仮に、「製造誤差」を考慮して接着剤の量を調整することが、当業者の技術常識であるとしても、甲3の段落【0049】及び【0050】の記載、及び当該段落が引用する図6~9に接した当業者は、接着剤の量は、導体層に設けられた平坦部と略面一となるように、すなわち、当該平坦部との間にできるだけ隙間を生じないように調整するものと理解すると認めるのが相当である。
そうすると、引用発明2の1に甲3技術1を適用するに当たり、当業者が「電極と接着剤との間に隙間を設ける」構成を採用する動機付けがあると認めることはできず、構成要件1I)に係る「上記ジルコニア充填部に設けた上記電極と上記開口用貫通穴との隙間から、上記ジルコニア充填部の表面を露出させる」構成を、当業者が容易に想到できたということはできない。
(6)原告の主張について
この点に関連して、原告は、甲3に導体層等の周りを接着剤で埋めることについての記載はないから、導体層と接着剤とを隙間なく密着させることまでが必要とされているのではないと主張する。
甲3に、導体層等の周りを接着剤で埋めるとの文言が明記されていないのは原告が主張するとおりであるが、甲3に、上記(5)の①~③の事項が記載も示唆もされていないことは、上記(5)において説示したとおりである。そして、甲3の段落【0049】には、接着剤を導体層における平坦部と略面一になるように塗布したと記載されている上に、当該段落が引用する図6及び7、並びに段落【0050】が引用する図8及び9には、当該接着剤が導体層に隙間なく接するように塗られている図が描かれていることからすると、これらの記載に接した当業者は、接着剤を当該平坦部との間にできるだけ隙間を生じないように塗布するものと理解するのが自然というべきである。
したがって、この点についての原告の主張を採用することはできない。』

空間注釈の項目
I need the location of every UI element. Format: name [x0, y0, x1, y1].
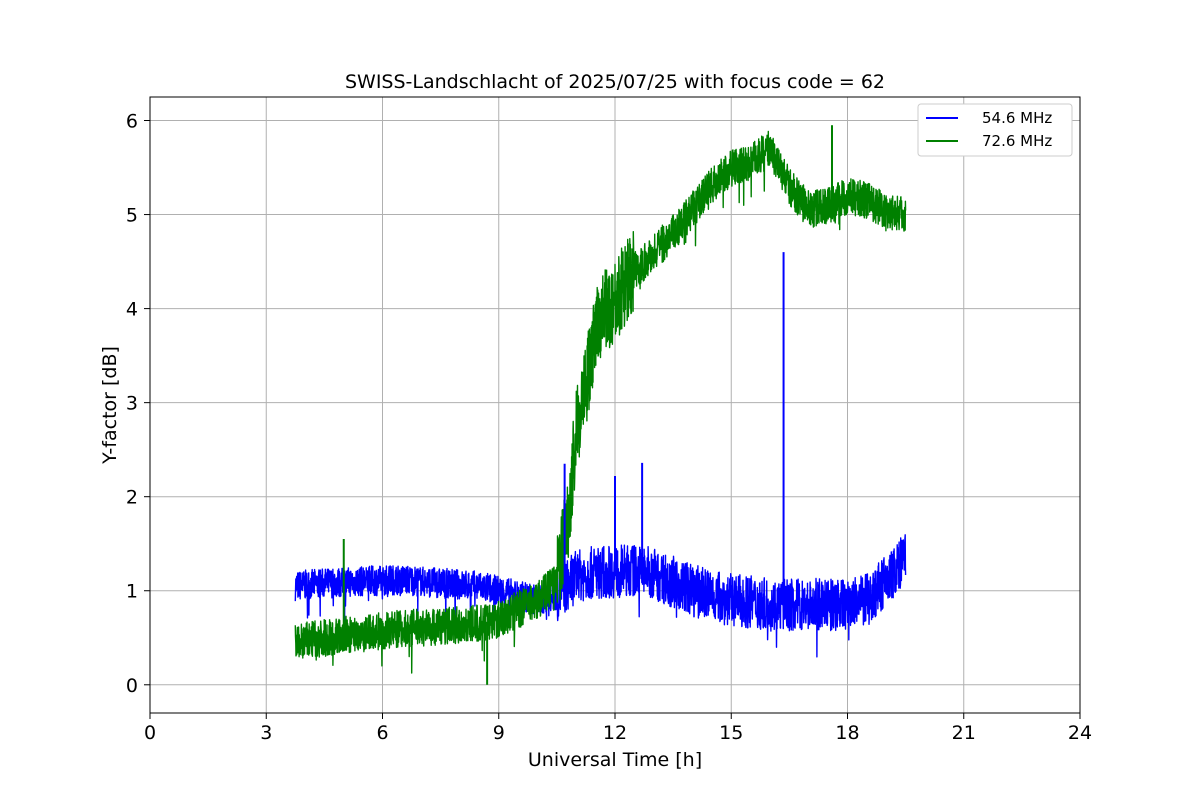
- y-tick-label: 2: [126, 487, 138, 509]
- legend-label-1: 72.6 MHz: [982, 132, 1052, 150]
- legend: 54.6 MHz 72.6 MHz: [917, 103, 1073, 157]
- grid-layer: [149, 97, 1081, 713]
- x-tick-label: 9: [493, 722, 505, 744]
- x-tick-label: 24: [1068, 722, 1092, 744]
- series-layer: [294, 125, 907, 685]
- x-tick-label: 21: [952, 722, 976, 744]
- x-tick-label: 0: [144, 722, 156, 744]
- x-tick-label: 18: [835, 722, 859, 744]
- x-tick-label: 15: [719, 722, 743, 744]
- y-tick-label: 1: [126, 581, 138, 603]
- series-line-0: [294, 534, 907, 658]
- x-tick-label: 3: [260, 722, 272, 744]
- legend-label-0: 54.6 MHz: [982, 109, 1052, 127]
- y-axis-label: Y-factor [dB]: [99, 346, 121, 465]
- y-tick-label: 3: [126, 393, 138, 415]
- y-tick-label: 5: [126, 205, 138, 227]
- chart-title: SWISS-Landschlacht of 2025/07/25 with fo…: [345, 71, 885, 93]
- x-tick-label: 6: [376, 722, 388, 744]
- y-tick-label: 4: [126, 299, 138, 321]
- y-tick-label: 6: [126, 111, 138, 133]
- y-tick-label: 0: [126, 675, 138, 697]
- x-axis-label: Universal Time [h]: [528, 749, 702, 771]
- series-line-1: [294, 130, 907, 674]
- x-tick-label: 12: [603, 722, 627, 744]
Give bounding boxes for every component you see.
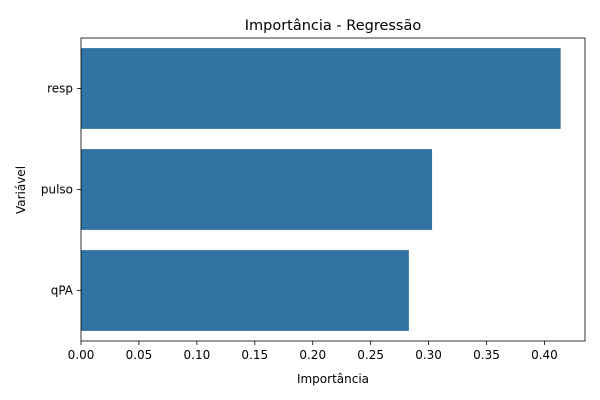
bars-layer xyxy=(81,48,561,331)
x-tick-label: 0.05 xyxy=(126,348,153,362)
y-axis-label: Variável xyxy=(14,166,28,214)
x-tick-label: 0.00 xyxy=(68,348,95,362)
x-tick-label: 0.25 xyxy=(357,348,384,362)
y-tick-label-pulso: pulso xyxy=(41,183,73,197)
bar-resp xyxy=(81,48,561,129)
y-tick-label-qPA: qPA xyxy=(51,284,74,298)
x-tick-label: 0.30 xyxy=(415,348,442,362)
x-axis-label: Importância xyxy=(297,372,369,386)
x-tick-label: 0.40 xyxy=(531,348,558,362)
x-tick-label: 0.10 xyxy=(184,348,211,362)
bar-qPA xyxy=(81,250,409,331)
x-tick-label: 0.20 xyxy=(299,348,326,362)
axes-layer: resp pulso qPA 0.00 0.05 0.10 0.15 0.20 0.25 0.30… xyxy=(41,37,586,362)
y-tick-label-resp: resp xyxy=(47,82,73,96)
plot-frame xyxy=(80,37,586,342)
chart-title: Importância - Regressão xyxy=(245,18,422,34)
x-tick-label: 0.15 xyxy=(241,348,268,362)
bar-pulso xyxy=(81,149,433,230)
x-tick-label: 0.35 xyxy=(473,348,500,362)
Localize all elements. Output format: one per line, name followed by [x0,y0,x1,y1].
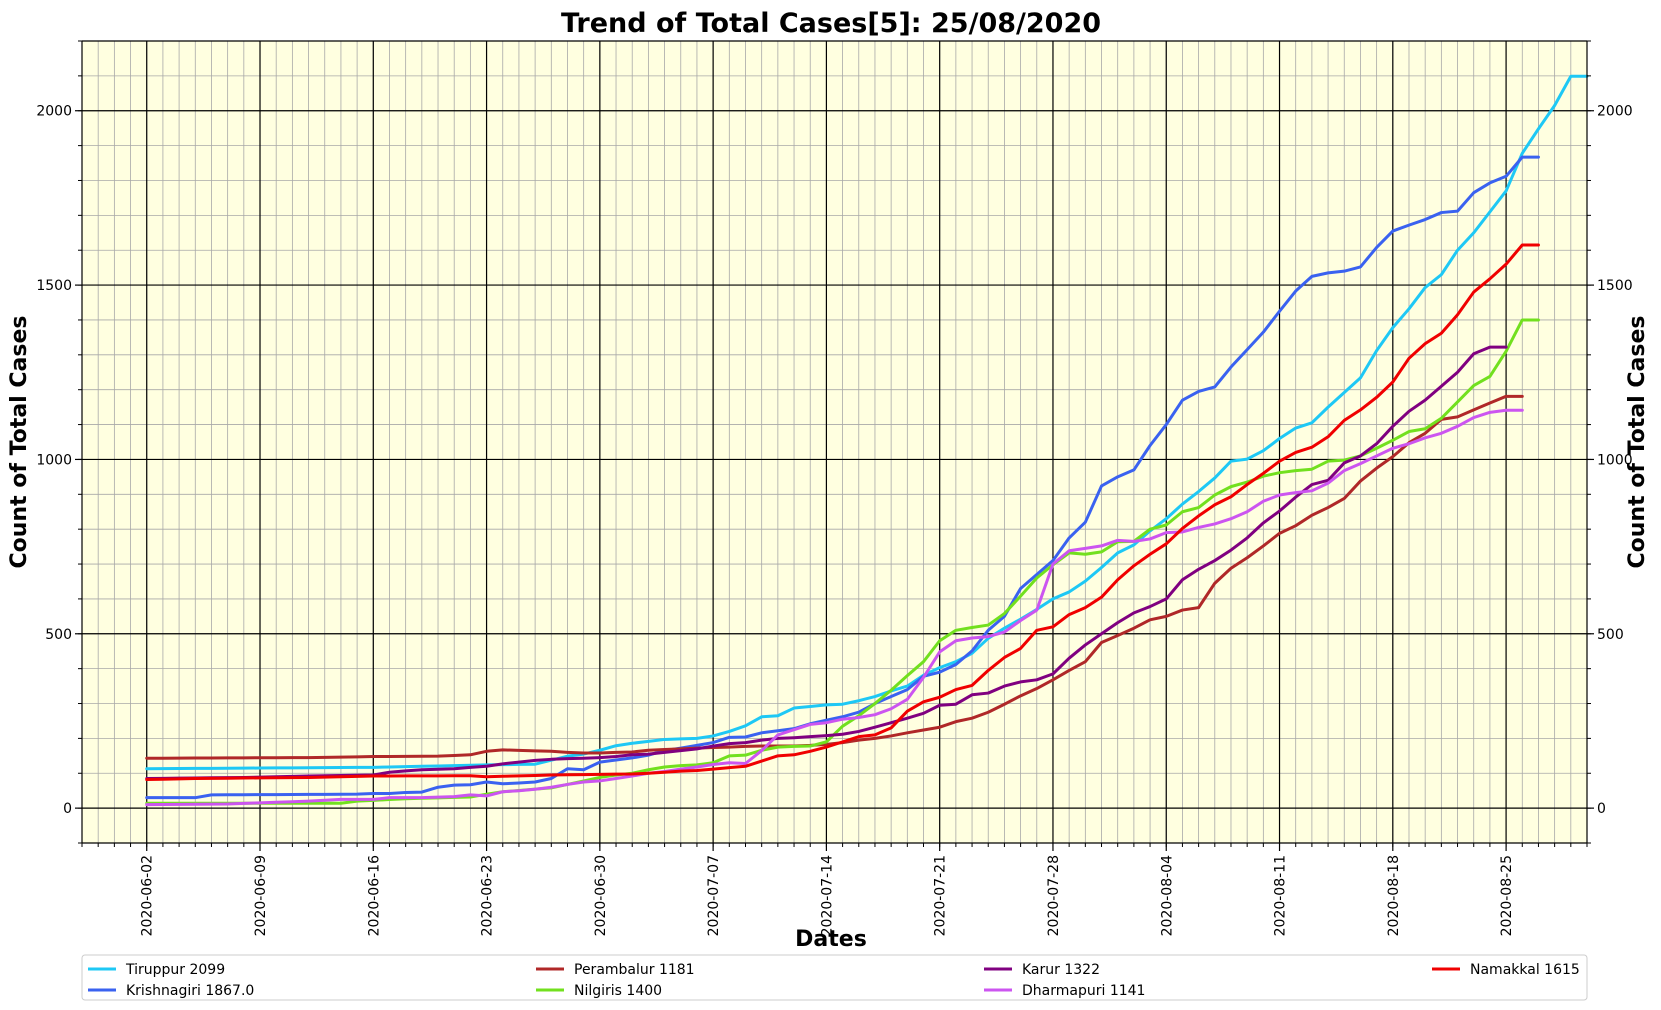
plot-background [82,41,1587,843]
y-right-tick-label: 1000 [1597,452,1633,468]
legend-label-3: Nilgiris 1400 [574,983,662,999]
y-axis-left-ticks: 0 500 1000 1500 2000 [36,104,82,817]
y-right-tick-label: 0 [1597,801,1606,817]
x-tick-label: 2020-07-14 [819,855,835,936]
x-tick-label: 2020-06-09 [253,855,269,936]
legend: Tiruppur 2099 Krishnagiri 1867.0 Perambalu… [81,954,1588,1001]
legend-label-2: Perambalur 1181 [574,962,695,978]
y-axis-label-left: Count of Total Cases [7,316,32,569]
legend-label-1: Krishnagiri 1867.0 [126,983,254,999]
x-tick-label: 2020-08-04 [1159,855,1175,936]
x-tick-label: 2020-07-07 [706,855,722,936]
x-axis-ticks: 2020-06-02 2020-06-09 2020-06-16 2020-06-23… [140,843,1515,936]
y-right-tick-label: 1500 [1597,278,1633,294]
x-tick-label: 2020-07-28 [1046,855,1062,936]
y-left-tick-label: 0 [63,801,72,817]
y-right-tick-label: 2000 [1597,104,1633,120]
series-line-6 [145,243,1540,782]
y-left-tick-label: 1000 [36,452,72,468]
y-axis-right-ticks: 0 500 1000 1500 2000 [1587,104,1633,817]
x-tick-label: 2020-08-11 [1273,855,1289,936]
series-line-1 [145,155,1540,800]
y-axis-label-right: Count of Total Cases [1625,316,1650,569]
x-tick-label: 2020-08-25 [1499,855,1515,936]
x-axis-label: Dates [795,927,867,952]
series-layer [145,74,1589,807]
x-tick-label: 2020-06-30 [593,855,609,936]
x-tick-label: 2020-07-21 [933,855,949,936]
x-tick-label: 2020-08-18 [1386,855,1402,936]
x-tick-label: 2020-06-02 [140,855,156,936]
legend-box [81,954,1588,1001]
y-left-tick-label: 1500 [36,278,72,294]
y-right-tick-label: 500 [1597,627,1624,643]
y-left-tick-label: 500 [45,627,72,643]
y-left-tick-label: 2000 [36,104,72,120]
legend-label-6: Namakkal 1615 [1470,962,1580,978]
plot-area [82,41,1587,843]
x-tick-label: 2020-06-23 [480,855,496,936]
x-tick-label: 2020-06-16 [366,855,382,936]
legend-label-4: Karur 1322 [1022,962,1100,978]
series-line-0 [145,74,1589,771]
chart-title: Trend of Total Cases[5]: 25/08/2020 [561,8,1101,39]
legend-label-5: Dharmapuri 1141 [1022,983,1145,999]
series-line-5 [145,408,1524,807]
legend-label-0: Tiruppur 2099 [125,962,225,978]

> **設問**
A) 一覧のうち、「bars-layer xyxy=(81,48,561,331)」を含む行から始まり「y-tick-label-pulso: pulso xyxy=(41,183,73,197)」を含む行で終わる範囲（両端を含む）を、列名を「番号」と「内容」とするMarkdownの表に整理しなさい。空行は表に含めないこと。
B) 接着剤と導体層の隙間をめぐる判決文の本文について、最後の文の後から続きを書き進めなさい。

> **解答一覧**
A)
| 番号 | 内容 |
|---|---|
| 1 | bars-layer xyxy=(81,48,561,331) |
| 2 | x-tick-label: 0.05 xyxy=(126,348,153,362) |
| 3 | y-axis-label: Variável xyxy=(14,166,28,214) |
| 4 | x-tick-label: 0.00 xyxy=(68,348,95,362) |
| 5 | x-tick-label: 0.25 xyxy=(357,348,384,362) |
| 6 | y-tick-label-pulso: pulso xyxy=(41,183,73,197) |

B)
[コメント]
特許庁は、「電極と接着剤との間に隙間を設ける」という構成は、甲3の目的を果たすのに必須の構成とされていないとした上で、避けることのできない製造誤差による不利益を回避するために隙間を設けることは、当業者が適宜なし得ることであるとした。
これに対して、裁判所は、避けることのできない製造誤差による不利益を回避することは、当業者にとって当然の技術常識であると認めるに足りる証拠も見当たらないし、甲3の記載(接着剤が導体層に隙間なく接するように塗られている図が描かれていること)からすると、当業者は、接着剤をできるだけ隙間を生じないように塗布するものと理解するのが自然というべきである、と認定した。
甲3に接着剤が導体層に隙間なく接するように塗られている図が描かれていることや、隙間を設けてもよい記載がない以上は、甲3に接した当業者であれば、隙間を設けない構成を採用することが自然であると思われる。甲3に記載されていない懸念事項(製造誤差による不利益等)まで読み込んで、隙間を設ける構成を採用する動機付けがあるとする特許庁の認定は、本願の構成(隙間を設ける)を知った上で、甲3の構成を本願の構成となるように変更しようとしているように見え、後知恵感がある。
裁判所の判断は、後知恵を極力排除した判断と考える。技術常識であれば、証拠に記載がなくても設計変更できると考えることはできるが、技術常識でない事項まで読み込んで本願発明の構成に想到できるとした特許庁の判断は、やや行き過ぎのように感じる。
なお、本件の前判決(平成27年(行ケ)10126号)では、請求項1において、「開口用貫通穴」につき、「上記電極よりも大きな形状に形成」としか限定してなかったため、引用発明2及び甲3技術に基づき進歩性が否定(進歩性を肯定する審決が取消)されていたが、本判決では、「ジルコニア充填部に設けた上記電極と上記開口用貫通穴との隙間から、上記ジルコニア充填部の表面を露出させる」という構成が訂正により追加された結果、進歩性が認められた結果となった。
以上
(担当弁理士:奥田 茂樹)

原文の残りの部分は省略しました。